→ **Task to carry out**: Copy whichever lines contain the string "является".

------ Records shown ------

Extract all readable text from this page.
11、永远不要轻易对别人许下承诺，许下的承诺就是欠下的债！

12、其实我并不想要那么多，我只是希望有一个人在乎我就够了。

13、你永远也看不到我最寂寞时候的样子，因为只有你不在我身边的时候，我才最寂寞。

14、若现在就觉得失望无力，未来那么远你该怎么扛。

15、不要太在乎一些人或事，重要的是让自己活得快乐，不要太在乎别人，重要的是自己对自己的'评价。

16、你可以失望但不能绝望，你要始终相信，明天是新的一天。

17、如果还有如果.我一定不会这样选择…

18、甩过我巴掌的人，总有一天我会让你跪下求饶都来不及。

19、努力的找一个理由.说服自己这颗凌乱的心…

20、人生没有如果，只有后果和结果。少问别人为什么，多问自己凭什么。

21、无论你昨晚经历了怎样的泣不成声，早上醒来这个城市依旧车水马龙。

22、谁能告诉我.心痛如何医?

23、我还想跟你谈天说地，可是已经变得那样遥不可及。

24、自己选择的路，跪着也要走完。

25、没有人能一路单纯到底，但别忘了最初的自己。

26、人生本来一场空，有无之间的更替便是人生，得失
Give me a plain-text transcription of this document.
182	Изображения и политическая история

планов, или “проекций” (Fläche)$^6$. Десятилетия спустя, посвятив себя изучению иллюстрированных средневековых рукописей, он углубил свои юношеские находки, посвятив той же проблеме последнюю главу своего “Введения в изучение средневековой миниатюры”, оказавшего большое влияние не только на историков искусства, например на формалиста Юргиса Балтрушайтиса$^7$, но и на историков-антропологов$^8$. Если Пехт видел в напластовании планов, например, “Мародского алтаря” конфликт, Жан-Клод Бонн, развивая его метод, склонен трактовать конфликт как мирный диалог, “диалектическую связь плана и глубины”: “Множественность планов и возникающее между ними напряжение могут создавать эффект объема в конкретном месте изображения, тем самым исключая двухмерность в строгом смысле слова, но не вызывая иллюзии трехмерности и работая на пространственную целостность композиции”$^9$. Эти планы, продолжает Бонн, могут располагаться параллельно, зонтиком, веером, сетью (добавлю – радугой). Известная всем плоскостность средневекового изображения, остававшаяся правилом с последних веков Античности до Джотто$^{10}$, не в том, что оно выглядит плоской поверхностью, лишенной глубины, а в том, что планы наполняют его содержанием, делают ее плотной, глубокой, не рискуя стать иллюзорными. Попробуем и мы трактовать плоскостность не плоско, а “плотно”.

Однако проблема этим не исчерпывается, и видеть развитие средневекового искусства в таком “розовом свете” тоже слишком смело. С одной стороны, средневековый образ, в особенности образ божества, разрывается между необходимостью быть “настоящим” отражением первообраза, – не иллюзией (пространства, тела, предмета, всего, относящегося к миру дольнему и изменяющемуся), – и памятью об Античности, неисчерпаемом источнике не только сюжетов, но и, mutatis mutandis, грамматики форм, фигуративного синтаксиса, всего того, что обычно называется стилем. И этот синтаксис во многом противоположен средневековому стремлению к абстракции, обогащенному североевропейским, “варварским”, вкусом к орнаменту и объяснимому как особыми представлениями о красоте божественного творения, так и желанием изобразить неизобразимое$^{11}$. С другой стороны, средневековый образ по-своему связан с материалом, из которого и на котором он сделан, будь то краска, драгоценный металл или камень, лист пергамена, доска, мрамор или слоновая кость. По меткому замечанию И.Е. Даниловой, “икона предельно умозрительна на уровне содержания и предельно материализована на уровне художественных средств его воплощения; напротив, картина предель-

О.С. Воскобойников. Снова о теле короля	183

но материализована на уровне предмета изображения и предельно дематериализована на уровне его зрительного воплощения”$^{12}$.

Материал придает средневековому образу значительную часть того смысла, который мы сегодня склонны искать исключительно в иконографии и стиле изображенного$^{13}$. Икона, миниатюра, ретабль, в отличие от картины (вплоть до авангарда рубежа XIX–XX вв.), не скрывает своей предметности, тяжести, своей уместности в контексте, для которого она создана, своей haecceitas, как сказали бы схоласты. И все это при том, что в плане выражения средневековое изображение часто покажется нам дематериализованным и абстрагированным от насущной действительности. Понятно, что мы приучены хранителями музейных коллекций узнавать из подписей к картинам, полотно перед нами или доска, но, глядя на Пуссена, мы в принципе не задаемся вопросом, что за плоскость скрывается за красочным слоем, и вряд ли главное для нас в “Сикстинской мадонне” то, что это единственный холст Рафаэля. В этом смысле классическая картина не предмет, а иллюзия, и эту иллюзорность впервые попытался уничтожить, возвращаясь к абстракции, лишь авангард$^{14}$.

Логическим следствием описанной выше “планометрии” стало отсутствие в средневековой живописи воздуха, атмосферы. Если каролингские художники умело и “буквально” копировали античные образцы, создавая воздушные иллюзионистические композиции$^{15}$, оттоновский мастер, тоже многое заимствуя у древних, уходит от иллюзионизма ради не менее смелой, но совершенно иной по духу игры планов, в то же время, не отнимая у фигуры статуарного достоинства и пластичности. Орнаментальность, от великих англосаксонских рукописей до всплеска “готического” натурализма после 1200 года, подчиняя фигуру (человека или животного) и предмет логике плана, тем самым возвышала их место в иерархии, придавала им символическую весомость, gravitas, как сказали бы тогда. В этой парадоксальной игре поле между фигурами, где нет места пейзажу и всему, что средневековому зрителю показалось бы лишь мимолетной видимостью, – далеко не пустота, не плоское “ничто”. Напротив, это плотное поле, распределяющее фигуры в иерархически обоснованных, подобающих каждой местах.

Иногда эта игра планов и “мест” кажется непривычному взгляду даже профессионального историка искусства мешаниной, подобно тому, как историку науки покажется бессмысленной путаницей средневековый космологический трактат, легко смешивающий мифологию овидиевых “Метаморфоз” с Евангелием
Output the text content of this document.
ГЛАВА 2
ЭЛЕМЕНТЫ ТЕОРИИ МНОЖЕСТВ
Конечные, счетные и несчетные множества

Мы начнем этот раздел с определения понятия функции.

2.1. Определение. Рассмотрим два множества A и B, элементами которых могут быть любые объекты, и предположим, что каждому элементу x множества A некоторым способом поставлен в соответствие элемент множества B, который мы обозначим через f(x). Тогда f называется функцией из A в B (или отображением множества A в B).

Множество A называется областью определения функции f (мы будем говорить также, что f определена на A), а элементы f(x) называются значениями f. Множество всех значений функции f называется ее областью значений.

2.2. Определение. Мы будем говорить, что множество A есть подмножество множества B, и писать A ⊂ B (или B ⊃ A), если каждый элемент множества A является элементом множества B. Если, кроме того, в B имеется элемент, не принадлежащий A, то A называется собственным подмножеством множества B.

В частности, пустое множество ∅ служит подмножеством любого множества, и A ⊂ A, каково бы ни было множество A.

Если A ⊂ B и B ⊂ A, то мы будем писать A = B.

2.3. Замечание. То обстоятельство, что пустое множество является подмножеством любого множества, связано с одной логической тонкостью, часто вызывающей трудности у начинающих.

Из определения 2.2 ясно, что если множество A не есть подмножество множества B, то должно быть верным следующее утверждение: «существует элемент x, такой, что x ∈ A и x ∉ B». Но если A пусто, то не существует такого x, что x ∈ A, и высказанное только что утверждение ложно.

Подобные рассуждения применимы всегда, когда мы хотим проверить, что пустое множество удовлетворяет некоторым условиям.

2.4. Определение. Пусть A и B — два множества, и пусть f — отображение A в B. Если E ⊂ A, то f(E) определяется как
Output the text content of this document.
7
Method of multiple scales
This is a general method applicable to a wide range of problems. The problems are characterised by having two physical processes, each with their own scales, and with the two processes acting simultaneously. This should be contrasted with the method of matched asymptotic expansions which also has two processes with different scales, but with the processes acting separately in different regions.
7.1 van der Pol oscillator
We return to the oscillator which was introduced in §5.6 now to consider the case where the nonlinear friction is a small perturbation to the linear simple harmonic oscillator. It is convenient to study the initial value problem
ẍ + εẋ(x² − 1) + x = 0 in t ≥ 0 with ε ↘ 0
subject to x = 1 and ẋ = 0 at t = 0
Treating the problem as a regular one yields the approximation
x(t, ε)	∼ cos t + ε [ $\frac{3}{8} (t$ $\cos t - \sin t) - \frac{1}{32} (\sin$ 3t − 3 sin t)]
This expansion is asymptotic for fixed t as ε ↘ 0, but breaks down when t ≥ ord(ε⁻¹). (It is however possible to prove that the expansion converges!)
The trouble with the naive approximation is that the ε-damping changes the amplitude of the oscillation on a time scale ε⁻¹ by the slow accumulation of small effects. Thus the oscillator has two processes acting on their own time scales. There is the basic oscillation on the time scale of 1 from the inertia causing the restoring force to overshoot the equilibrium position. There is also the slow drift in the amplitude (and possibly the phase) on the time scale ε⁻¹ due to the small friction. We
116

------

→ **Expected output**:
2.2. Определение. Мы будем говорить, что множество A есть подмножество множества B, и писать A ⊂ B (или B ⊃ A), если каждый элемент множества A является элементом множества B. Если, кроме того, в B имеется элемент, не принадлежащий A, то A называется собственным подмножеством множества B.
2.3. Замечание. То обстоятельство, что пустое множество является подмножеством любого множества, связано с одной логической тонкостью, часто вызывающей трудности у начинающих.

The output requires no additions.